Copy each line in the data that includes the word "name".

════════════════════

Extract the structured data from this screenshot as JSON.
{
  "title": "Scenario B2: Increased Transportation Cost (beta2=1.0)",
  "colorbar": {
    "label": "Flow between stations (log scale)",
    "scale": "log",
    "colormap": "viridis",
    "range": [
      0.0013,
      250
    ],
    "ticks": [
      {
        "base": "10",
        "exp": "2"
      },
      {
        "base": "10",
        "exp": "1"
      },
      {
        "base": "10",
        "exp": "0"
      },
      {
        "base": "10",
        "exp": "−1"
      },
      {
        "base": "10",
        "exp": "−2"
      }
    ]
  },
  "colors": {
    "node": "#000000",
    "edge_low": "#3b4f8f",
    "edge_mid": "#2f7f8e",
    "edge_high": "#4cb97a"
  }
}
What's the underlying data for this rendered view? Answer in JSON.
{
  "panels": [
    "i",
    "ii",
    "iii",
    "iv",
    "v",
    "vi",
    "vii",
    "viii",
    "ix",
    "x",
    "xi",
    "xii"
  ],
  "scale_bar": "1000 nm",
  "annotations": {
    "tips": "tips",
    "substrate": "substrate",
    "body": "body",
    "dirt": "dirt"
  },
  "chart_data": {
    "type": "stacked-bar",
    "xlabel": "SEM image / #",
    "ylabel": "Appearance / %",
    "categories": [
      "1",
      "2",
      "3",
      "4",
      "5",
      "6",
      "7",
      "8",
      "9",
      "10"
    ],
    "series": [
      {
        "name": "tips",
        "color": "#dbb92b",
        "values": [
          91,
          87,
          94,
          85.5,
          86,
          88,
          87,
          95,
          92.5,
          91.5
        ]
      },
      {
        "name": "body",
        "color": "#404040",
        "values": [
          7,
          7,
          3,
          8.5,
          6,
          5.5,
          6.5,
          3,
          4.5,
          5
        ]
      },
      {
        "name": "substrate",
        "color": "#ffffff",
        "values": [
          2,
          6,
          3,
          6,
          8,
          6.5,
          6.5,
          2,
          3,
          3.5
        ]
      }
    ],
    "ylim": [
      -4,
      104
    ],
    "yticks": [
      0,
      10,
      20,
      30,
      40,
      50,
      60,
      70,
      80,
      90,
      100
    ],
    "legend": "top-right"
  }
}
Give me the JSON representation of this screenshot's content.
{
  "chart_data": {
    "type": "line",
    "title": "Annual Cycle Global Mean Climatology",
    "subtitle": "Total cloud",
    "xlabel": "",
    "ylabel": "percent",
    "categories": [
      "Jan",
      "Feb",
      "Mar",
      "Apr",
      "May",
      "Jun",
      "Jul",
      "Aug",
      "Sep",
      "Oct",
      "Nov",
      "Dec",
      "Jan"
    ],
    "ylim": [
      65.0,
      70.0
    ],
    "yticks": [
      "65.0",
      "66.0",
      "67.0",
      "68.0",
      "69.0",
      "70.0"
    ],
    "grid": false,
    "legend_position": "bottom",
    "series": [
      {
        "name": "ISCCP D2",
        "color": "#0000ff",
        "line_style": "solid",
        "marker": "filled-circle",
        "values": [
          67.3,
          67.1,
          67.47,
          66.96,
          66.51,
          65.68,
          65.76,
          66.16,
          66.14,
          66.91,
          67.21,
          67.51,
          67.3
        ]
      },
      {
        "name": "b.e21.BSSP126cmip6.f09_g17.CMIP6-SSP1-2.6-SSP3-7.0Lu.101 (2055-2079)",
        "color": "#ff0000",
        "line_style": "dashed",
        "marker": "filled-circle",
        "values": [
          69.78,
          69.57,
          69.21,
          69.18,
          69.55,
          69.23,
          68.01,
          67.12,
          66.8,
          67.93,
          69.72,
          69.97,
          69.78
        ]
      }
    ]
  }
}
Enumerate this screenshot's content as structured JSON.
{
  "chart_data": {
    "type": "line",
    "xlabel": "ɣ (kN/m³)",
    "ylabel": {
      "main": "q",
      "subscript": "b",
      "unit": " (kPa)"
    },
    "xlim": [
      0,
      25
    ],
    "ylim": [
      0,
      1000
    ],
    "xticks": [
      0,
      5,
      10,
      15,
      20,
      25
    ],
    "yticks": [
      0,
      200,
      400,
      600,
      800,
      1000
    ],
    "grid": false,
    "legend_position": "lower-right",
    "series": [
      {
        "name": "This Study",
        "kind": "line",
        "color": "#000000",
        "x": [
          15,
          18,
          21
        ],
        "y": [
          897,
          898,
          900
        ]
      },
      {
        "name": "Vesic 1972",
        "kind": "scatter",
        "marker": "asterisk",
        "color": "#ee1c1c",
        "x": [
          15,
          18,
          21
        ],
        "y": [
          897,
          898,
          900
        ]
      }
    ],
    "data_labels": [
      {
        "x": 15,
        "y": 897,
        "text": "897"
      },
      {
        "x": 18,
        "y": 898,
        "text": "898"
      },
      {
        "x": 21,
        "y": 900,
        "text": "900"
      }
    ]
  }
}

════════════════════

**RESULT:**
        "name": "tips",
        "name": "body",
        "name": "substrate",
        "name": "ISCCP D2",
        "name": "b.e21.BSSP126cmip6.f09_g17.CMIP6-SSP1-2.6-SSP3-7.0Lu.101 (2055-2079)",
        "name": "This Study",
        "name": "Vesic 1972",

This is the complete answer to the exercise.